_STATED GOAL_
Copy all lines that contain the word "this".

Figure data in JSON
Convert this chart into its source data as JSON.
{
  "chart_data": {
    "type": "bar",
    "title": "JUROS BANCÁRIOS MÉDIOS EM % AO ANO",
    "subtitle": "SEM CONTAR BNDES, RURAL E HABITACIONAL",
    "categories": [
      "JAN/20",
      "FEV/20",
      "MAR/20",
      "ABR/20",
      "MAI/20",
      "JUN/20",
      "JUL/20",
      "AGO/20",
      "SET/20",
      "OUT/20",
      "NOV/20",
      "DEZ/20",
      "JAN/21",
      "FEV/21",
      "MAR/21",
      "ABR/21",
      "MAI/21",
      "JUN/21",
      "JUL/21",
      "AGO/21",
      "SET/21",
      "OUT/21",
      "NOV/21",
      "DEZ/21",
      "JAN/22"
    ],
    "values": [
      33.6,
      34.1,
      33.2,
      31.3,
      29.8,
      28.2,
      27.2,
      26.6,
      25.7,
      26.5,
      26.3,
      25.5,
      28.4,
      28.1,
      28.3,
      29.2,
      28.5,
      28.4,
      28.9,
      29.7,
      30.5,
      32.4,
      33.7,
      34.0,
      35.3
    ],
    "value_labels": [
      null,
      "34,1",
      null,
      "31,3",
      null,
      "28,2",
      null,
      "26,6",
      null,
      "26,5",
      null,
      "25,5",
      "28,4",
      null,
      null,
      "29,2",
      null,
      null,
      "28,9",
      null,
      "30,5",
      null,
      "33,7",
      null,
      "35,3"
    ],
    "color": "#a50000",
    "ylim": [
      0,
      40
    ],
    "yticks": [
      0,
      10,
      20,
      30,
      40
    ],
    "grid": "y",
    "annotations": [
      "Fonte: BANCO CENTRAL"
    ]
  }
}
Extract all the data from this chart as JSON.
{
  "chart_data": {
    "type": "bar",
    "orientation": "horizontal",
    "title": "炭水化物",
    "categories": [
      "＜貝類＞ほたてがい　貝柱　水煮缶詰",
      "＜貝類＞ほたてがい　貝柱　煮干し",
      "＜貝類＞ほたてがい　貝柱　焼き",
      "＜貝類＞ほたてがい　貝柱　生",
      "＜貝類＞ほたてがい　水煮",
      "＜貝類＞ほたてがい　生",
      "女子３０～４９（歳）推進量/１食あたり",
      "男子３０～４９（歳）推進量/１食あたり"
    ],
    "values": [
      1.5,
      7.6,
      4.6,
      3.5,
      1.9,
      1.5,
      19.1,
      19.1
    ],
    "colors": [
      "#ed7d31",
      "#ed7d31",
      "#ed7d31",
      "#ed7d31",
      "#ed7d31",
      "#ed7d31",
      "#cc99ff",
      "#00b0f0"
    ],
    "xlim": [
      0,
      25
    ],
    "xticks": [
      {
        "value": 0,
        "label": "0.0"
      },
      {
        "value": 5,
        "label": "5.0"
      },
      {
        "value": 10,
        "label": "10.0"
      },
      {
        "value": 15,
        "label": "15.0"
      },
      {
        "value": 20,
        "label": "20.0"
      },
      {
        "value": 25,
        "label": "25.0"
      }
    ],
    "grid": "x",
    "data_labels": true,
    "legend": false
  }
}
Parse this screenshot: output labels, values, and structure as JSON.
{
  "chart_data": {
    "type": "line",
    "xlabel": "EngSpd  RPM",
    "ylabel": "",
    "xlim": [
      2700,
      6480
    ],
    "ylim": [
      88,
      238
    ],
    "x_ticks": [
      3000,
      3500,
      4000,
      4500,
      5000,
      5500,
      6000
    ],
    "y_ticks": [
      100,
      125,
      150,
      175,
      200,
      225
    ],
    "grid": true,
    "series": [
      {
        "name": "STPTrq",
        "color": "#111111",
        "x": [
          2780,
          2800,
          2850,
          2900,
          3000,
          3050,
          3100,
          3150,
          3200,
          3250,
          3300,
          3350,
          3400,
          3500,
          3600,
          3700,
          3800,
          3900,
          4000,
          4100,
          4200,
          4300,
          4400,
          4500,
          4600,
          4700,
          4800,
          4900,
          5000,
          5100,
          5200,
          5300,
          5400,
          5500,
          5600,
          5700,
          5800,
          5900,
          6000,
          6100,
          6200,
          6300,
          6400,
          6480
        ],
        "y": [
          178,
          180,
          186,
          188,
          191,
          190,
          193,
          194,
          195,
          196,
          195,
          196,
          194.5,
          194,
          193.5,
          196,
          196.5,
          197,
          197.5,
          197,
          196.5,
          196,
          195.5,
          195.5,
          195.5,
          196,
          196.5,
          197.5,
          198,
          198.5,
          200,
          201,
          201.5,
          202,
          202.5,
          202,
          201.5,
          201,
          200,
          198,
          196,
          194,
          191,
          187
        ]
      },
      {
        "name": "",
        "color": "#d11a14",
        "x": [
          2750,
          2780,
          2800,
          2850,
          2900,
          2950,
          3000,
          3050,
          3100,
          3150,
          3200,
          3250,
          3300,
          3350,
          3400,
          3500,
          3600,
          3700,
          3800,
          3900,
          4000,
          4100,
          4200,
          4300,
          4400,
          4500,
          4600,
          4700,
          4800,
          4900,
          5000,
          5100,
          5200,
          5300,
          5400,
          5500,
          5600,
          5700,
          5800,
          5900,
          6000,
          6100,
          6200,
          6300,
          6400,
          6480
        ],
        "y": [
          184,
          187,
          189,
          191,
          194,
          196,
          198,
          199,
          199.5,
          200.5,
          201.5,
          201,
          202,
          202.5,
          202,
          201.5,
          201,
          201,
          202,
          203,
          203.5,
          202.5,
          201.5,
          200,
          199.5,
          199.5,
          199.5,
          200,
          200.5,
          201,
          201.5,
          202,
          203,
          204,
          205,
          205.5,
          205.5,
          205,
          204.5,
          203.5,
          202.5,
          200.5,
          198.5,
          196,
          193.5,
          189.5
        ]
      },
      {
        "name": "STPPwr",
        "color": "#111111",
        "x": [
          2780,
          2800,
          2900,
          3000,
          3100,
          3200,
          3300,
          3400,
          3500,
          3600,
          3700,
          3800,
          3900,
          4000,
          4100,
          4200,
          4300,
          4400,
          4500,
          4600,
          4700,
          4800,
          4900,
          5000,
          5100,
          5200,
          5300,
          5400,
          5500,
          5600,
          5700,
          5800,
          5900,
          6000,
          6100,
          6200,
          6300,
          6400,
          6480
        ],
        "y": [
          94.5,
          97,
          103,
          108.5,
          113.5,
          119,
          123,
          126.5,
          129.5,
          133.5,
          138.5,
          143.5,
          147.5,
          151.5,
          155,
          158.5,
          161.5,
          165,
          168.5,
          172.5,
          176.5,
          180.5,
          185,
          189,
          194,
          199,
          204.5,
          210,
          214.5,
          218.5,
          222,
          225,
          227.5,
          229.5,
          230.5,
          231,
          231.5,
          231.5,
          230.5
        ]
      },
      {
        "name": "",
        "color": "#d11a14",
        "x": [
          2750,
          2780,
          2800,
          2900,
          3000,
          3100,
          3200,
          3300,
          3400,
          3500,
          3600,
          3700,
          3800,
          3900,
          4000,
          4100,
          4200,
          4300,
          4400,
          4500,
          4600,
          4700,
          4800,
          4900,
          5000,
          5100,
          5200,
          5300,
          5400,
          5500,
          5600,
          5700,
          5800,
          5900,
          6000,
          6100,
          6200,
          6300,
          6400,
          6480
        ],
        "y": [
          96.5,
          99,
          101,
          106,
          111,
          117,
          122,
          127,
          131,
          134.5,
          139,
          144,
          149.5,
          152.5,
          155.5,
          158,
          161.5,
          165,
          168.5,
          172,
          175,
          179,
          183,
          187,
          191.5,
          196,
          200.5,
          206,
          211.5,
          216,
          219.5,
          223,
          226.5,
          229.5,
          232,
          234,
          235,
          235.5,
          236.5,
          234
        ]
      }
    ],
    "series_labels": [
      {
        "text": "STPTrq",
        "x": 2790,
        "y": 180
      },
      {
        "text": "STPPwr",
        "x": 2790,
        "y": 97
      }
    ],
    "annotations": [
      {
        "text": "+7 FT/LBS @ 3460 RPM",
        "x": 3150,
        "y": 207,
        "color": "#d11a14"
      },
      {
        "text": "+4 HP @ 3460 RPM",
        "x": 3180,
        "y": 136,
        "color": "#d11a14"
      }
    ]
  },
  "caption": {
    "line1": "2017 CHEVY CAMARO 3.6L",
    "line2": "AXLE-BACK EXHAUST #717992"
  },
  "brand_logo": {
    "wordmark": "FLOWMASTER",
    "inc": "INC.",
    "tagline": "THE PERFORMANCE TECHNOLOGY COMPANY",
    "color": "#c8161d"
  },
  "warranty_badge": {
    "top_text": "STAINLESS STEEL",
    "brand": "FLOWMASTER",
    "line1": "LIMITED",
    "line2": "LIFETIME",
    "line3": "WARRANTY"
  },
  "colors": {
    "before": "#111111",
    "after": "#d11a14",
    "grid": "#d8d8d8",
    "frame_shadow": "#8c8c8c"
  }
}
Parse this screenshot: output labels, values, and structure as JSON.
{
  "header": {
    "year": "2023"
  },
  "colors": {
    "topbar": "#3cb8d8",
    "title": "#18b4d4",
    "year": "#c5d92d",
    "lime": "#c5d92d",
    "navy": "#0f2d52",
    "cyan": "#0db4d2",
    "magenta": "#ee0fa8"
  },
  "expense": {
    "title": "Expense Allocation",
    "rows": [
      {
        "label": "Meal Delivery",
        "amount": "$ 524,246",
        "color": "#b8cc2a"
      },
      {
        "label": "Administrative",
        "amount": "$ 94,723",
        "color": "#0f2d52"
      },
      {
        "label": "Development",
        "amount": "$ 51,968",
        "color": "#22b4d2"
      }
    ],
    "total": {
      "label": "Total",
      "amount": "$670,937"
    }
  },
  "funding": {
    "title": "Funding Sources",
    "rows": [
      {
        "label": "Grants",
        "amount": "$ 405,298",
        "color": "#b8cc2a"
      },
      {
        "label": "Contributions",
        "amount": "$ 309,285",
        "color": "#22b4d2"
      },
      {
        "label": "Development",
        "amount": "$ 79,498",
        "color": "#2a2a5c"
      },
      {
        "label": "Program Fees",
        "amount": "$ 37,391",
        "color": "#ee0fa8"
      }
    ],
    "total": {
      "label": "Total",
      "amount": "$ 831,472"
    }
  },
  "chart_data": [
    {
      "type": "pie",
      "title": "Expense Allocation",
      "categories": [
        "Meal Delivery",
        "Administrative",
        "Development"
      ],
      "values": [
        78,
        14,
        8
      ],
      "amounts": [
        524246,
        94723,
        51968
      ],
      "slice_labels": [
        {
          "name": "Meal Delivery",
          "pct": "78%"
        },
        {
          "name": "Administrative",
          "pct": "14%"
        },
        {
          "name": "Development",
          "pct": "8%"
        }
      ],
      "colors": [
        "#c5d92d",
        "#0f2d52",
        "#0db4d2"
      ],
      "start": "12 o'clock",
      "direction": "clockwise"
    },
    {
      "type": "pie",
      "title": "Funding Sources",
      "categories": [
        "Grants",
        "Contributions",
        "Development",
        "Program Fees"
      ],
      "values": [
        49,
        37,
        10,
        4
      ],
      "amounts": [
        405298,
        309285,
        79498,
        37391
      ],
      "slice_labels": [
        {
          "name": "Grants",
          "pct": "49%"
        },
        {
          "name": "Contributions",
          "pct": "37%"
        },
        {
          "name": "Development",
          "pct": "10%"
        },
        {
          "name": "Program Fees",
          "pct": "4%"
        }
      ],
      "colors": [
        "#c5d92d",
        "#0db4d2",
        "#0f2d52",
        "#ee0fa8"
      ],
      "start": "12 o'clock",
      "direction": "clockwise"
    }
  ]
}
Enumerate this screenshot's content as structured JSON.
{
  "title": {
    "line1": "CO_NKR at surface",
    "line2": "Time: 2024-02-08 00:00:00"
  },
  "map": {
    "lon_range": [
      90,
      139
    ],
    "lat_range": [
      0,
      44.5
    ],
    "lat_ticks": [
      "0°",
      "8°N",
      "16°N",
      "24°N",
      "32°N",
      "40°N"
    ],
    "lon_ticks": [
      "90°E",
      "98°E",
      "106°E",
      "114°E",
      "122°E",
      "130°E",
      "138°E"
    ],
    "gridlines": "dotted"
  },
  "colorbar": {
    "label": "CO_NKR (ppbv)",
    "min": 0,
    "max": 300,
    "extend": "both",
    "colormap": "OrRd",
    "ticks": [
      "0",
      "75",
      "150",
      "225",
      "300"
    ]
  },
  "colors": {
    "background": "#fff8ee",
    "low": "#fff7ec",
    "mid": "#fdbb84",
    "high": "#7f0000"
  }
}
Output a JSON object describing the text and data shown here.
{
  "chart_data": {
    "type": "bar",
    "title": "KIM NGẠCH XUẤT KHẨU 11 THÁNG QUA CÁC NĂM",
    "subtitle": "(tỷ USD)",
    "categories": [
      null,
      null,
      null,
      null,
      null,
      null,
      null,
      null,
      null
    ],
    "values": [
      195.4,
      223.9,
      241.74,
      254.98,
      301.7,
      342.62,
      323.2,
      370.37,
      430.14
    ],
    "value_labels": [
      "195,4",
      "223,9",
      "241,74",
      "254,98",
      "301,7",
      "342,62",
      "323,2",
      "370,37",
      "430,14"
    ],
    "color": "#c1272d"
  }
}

_PROBLEM SOLUTION_
Convert this chart into its source data as JSON.
Extract all the data from this chart as JSON.
Parse this screenshot: output labels, values, and structure as JSON.
Parse this screenshot: output labels, values, and structure as JSON.
Enumerate this screenshot's content as structured JSON.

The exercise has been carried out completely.